(Excerpts from a figure dataset)
■ ■ ■ ■ ■

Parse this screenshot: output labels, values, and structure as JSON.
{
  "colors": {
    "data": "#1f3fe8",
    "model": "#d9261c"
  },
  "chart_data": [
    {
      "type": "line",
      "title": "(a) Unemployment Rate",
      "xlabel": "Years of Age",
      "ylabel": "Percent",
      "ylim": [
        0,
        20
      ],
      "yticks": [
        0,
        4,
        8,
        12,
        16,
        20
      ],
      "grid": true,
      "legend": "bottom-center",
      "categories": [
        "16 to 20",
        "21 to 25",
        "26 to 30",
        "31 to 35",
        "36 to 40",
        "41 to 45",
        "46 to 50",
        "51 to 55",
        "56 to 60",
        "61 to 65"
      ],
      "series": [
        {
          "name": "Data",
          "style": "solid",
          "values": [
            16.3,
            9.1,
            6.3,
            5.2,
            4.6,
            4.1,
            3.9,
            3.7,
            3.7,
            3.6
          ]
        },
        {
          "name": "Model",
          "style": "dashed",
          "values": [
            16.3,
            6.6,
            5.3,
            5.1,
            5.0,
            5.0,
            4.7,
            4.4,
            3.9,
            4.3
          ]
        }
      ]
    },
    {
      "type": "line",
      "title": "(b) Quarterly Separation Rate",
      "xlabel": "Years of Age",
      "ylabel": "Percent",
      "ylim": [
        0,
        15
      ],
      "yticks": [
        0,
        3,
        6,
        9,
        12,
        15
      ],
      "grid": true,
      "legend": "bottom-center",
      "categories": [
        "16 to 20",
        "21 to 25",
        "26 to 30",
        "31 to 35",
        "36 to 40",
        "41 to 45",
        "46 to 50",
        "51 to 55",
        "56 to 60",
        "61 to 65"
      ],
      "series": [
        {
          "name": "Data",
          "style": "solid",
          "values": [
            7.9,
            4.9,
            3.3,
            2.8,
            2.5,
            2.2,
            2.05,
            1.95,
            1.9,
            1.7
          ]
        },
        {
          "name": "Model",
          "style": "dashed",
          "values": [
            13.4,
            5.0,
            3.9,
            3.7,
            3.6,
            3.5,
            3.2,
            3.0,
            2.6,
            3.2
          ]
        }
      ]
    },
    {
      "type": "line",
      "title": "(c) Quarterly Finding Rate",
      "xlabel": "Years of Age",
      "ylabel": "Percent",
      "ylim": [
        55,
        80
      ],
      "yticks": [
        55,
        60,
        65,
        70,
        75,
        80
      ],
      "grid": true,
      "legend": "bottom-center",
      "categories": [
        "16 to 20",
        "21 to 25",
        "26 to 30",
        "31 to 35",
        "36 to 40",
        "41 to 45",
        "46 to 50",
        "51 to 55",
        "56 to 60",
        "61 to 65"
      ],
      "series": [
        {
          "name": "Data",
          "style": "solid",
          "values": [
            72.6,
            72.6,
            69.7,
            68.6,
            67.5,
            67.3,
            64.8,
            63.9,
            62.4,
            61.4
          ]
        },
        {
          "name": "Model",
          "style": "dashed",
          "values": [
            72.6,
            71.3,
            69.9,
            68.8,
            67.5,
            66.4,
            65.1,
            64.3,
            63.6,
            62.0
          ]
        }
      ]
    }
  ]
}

■ ■ ■ ■ ■

### [Set problem]
Retype the whole listing above exactly.

### [Result of this exercise]
Parse this screenshot: output labels, values, and structure as JSON.
{
  "colors": {
    "data": "#1f3fe8",
    "model": "#d9261c"
  },
  "chart_data": [
    {
      "type": "line",
      "title": "(a) Unemployment Rate",
      "xlabel": "Years of Age",
      "ylabel": "Percent",
      "ylim": [
        0,
        20
      ],
      "yticks": [
        0,
        4,
        8,
        12,
        16,
        20
      ],
      "grid": true,
      "legend": "bottom-center",
      "categories": [
        "16 to 20",
        "21 to 25",
        "26 to 30",
        "31 to 35",
        "36 to 40",
        "41 to 45",
        "46 to 50",
        "51 to 55",
        "56 to 60",
        "61 to 65"
      ],
      "series": [
        {
          "name": "Data",
          "style": "solid",
          "values": [
            16.3,
            9.1,
            6.3,
            5.2,
            4.6,
            4.1,
            3.9,
            3.7,
            3.7,
            3.6
          ]
        },
        {
          "name": "Model",
          "style": "dashed",
          "values": [
            16.3,
            6.6,
            5.3,
            5.1,
            5.0,
            5.0,
            4.7,
            4.4,
            3.9,
            4.3
          ]
        }
      ]
    },
    {
      "type": "line",
      "title": "(b) Quarterly Separation Rate",
      "xlabel": "Years of Age",
      "ylabel": "Percent",
      "ylim": [
        0,
        15
      ],
      "yticks": [
        0,
        3,
        6,
        9,
        12,
        15
      ],
      "grid": true,
      "legend": "bottom-center",
      "categories": [
        "16 to 20",
        "21 to 25",
        "26 to 30",
        "31 to 35",
        "36 to 40",
        "41 to 45",
        "46 to 50",
        "51 to 55",
        "56 to 60",
        "61 to 65"
      ],
      "series": [
        {
          "name": "Data",
          "style": "solid",
          "values": [
            7.9,
            4.9,
            3.3,
            2.8,
            2.5,
            2.2,
            2.05,
            1.95,
            1.9,
            1.7
          ]
        },
        {
          "name": "Model",
          "style": "dashed",
          "values": [
            13.4,
            5.0,
            3.9,
            3.7,
            3.6,
            3.5,
            3.2,
            3.0,
            2.6,
            3.2
          ]
        }
      ]
    },
    {
      "type": "line",
      "title": "(c) Quarterly Finding Rate",
      "xlabel": "Years of Age",
      "ylabel": "Percent",
      "ylim": [
        55,
        80
      ],
      "yticks": [
        55,
        60,
        65,
        70,
        75,
        80
      ],
      "grid": true,
      "legend": "bottom-center",
      "categories": [
        "16 to 20",
        "21 to 25",
        "26 to 30",
        "31 to 35",
        "36 to 40",
        "41 to 45",
        "46 to 50",
        "51 to 55",
        "56 to 60",
        "61 to 65"
      ],
      "series": [
        {
          "name": "Data",
          "style": "solid",
          "values": [
            72.6,
            72.6,
            69.7,
            68.6,
            67.5,
            67.3,
            64.8,
            63.9,
            62.4,
            61.4
          ]
        },
        {
          "name": "Model",
          "style": "dashed",
          "values": [
            72.6,
            71.3,
            69.9,
            68.8,
            67.5,
            66.4,
            65.1,
            64.3,
            63.6,
            62.0
          ]
        }
      ]
    }
  ]
}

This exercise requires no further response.